Start Records for this task
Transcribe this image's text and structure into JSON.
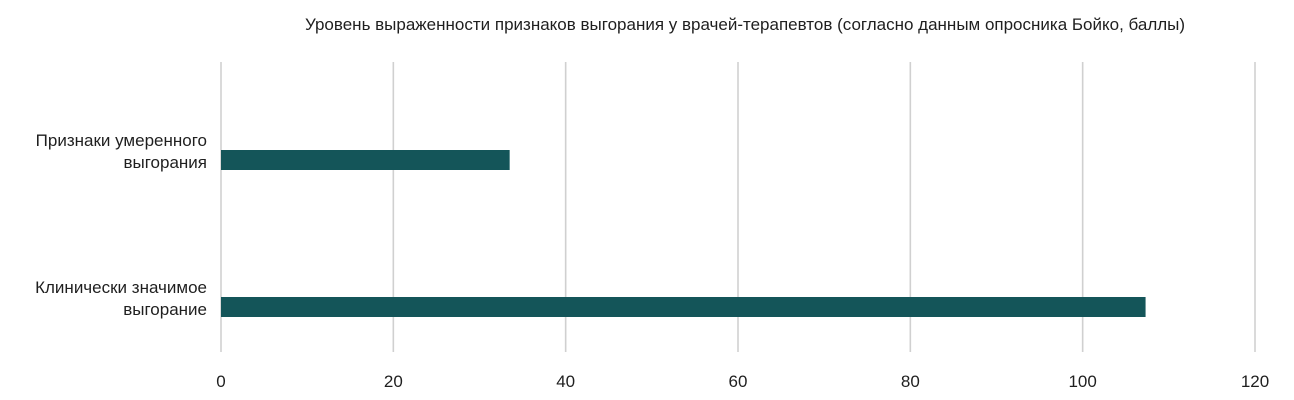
{
  "chart_data": {
    "type": "bar",
    "orientation": "horizontal",
    "title": "Уровень выраженности признаков выгорания у врачей-терапевтов (согласно данным опросника Бойко, баллы)",
    "categories": [
      [
        "Признаки умеренного",
        "выгорания"
      ],
      [
        "Клинически значимое",
        "выгорание"
      ]
    ],
    "values": [
      33.5,
      107.3
    ],
    "xlim": [
      0,
      120
    ],
    "x_ticks": [
      0,
      20,
      40,
      60,
      80,
      100,
      120
    ],
    "grid": true,
    "bar_color": "#145559",
    "grid_color": "#d0d0d0"
  }
}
End Records for this task
# [Problem]
Copy every line above word for word and exclude the pictures.

# [Full answer]
Transcribe this image's text and structure into JSON.
{
  "chart_data": {
    "type": "bar",
    "orientation": "horizontal",
    "title": "Уровень выраженности признаков выгорания у врачей-терапевтов (согласно данным опросника Бойко, баллы)",
    "categories": [
      [
        "Признаки умеренного",
        "выгорания"
      ],
      [
        "Клинически значимое",
        "выгорание"
      ]
    ],
    "values": [
      33.5,
      107.3
    ],
    "xlim": [
      0,
      120
    ],
    "x_ticks": [
      0,
      20,
      40,
      60,
      80,
      100,
      120
    ],
    "grid": true,
    "bar_color": "#145559",
    "grid_color": "#d0d0d0"
  }
}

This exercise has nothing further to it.